- Record excerpts
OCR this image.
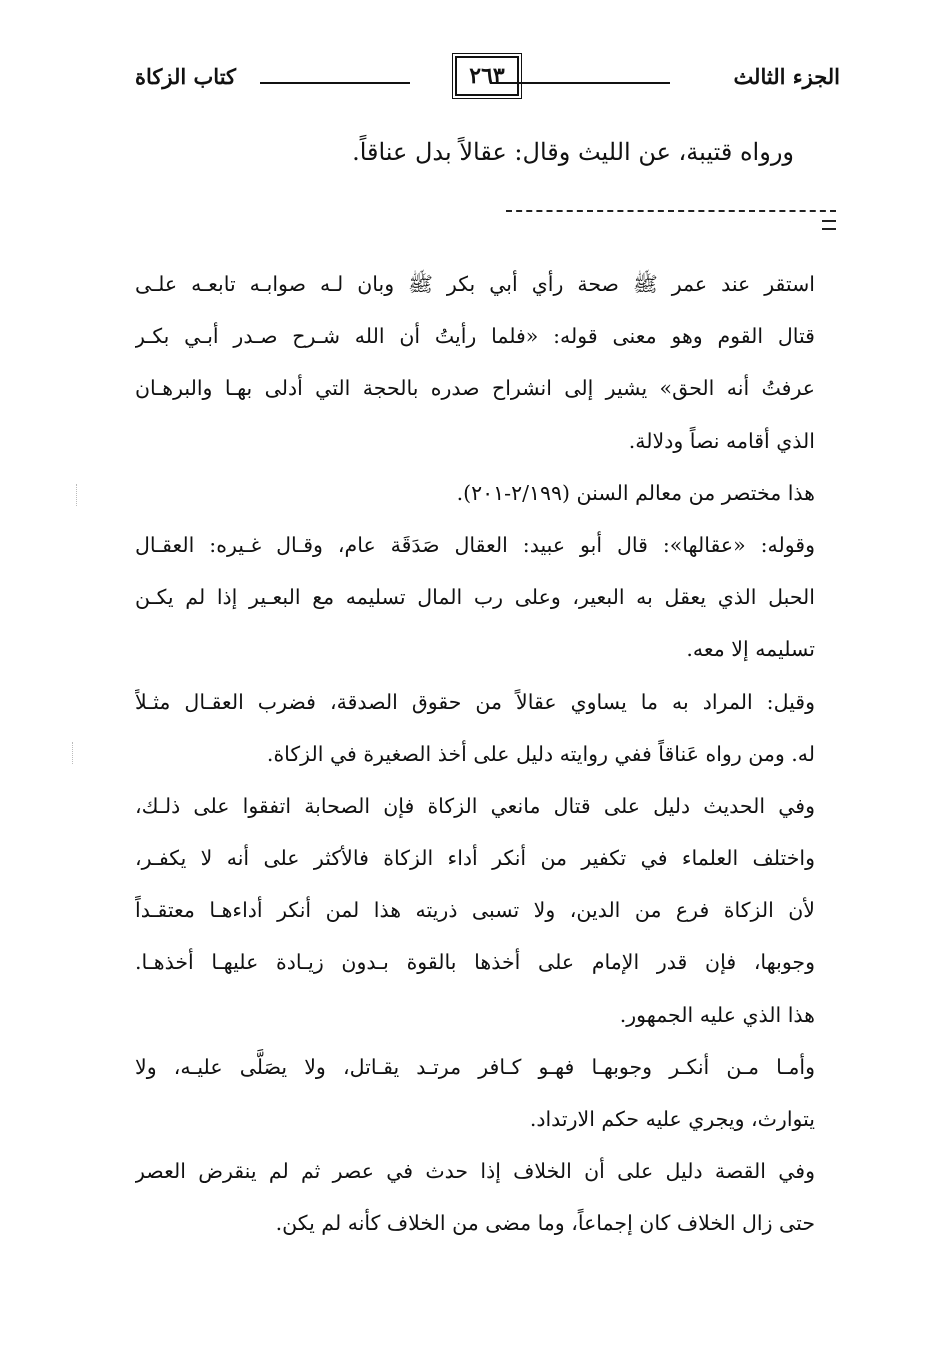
الجزء الثالث
٢٦٣
كتاب الزكاة
ورواه قتيبة، عن الليث وقال: عقالاً بدل عناقاً.
استقر عند عمر ﷺ صحة رأي أبي بكر ﷺ وبان لـه صوابـه تابعـه علـى
قتال القوم وهو معنى قوله: «فلما رأيتُ أن الله شـرح صـدر أبـي بكـر
عرفتُ أنه الحق» يشير إلى انشراح صدره بالحجة التي أدلى بهـا والبرهـان
الذي أقامه نصاً ودلالة.
هذا مختصر من معالم السنن (٢/١٩٩-٢٠١).
وقوله: «عقالها»: قال أبو عبيد: العقال صَدَقَة عام، وقـال غـيره: العقـال
الحبل الذي يعقل به البعير، وعلى رب المال تسليمه مع البعـير إذا لم يكـن
تسليمه إلا معه.
وقيل: المراد به ما يساوي عقالاً من حقوق الصدقة، فضرب العقـال مثـلاً
له. ومن رواه عَناقاً ففي روايته دليل على أخذ الصغيرة في الزكاة.
وفي الحديث دليل على قتال مانعي الزكاة فإن الصحابة اتفقوا على ذلـك،
واختلف العلماء في تكفير من أنكر أداء الزكاة فالأكثر على أنه لا يكفـر،
لأن الزكاة فرع من الدين، ولا تسبى ذريته هذا لمن أنكر أداءهـا معتقـداً
وجوبها، فإن قدر الإمام على أخذها بالقوة بـدون زيـادة عليهـا أخذهـا.
هذا الذي عليه الجمهور.
وأمـا مـن أنكـر وجوبهـا فهـو كـافر مرتـد يقـاتل، ولا يصَلَّى عليـه، ولا
يتوارث، ويجري عليه حكم الارتداد.
وفي القصة دليل على أن الخلاف إذا حدث في عصر ثم لم ينقرض العصر
حتى زال الخلاف كان إجماعاً، وما مضى من الخلاف كأنه لم يكن.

- Given problem
Copy out the entries verbatim and leave the images out.

- Exercise answer
OCR this image.
الجزء الثالث
٢٦٣
كتاب الزكاة
ورواه قتيبة، عن الليث وقال: عقالاً بدل عناقاً.
استقر عند عمر ﷺ صحة رأي أبي بكر ﷺ وبان لـه صوابـه تابعـه علـى
قتال القوم وهو معنى قوله: «فلما رأيتُ أن الله شـرح صـدر أبـي بكـر
عرفتُ أنه الحق» يشير إلى انشراح صدره بالحجة التي أدلى بهـا والبرهـان
الذي أقامه نصاً ودلالة.
هذا مختصر من معالم السنن (٢/١٩٩-٢٠١).
وقوله: «عقالها»: قال أبو عبيد: العقال صَدَقَة عام، وقـال غـيره: العقـال
الحبل الذي يعقل به البعير، وعلى رب المال تسليمه مع البعـير إذا لم يكـن
تسليمه إلا معه.
وقيل: المراد به ما يساوي عقالاً من حقوق الصدقة، فضرب العقـال مثـلاً
له. ومن رواه عَناقاً ففي روايته دليل على أخذ الصغيرة في الزكاة.
وفي الحديث دليل على قتال مانعي الزكاة فإن الصحابة اتفقوا على ذلـك،
واختلف العلماء في تكفير من أنكر أداء الزكاة فالأكثر على أنه لا يكفـر،
لأن الزكاة فرع من الدين، ولا تسبى ذريته هذا لمن أنكر أداءهـا معتقـداً
وجوبها، فإن قدر الإمام على أخذها بالقوة بـدون زيـادة عليهـا أخذهـا.
هذا الذي عليه الجمهور.
وأمـا مـن أنكـر وجوبهـا فهـو كـافر مرتـد يقـاتل، ولا يصَلَّى عليـه، ولا
يتوارث، ويجري عليه حكم الارتداد.
وفي القصة دليل على أن الخلاف إذا حدث في عصر ثم لم ينقرض العصر
حتى زال الخلاف كان إجماعاً، وما مضى من الخلاف كأنه لم يكن.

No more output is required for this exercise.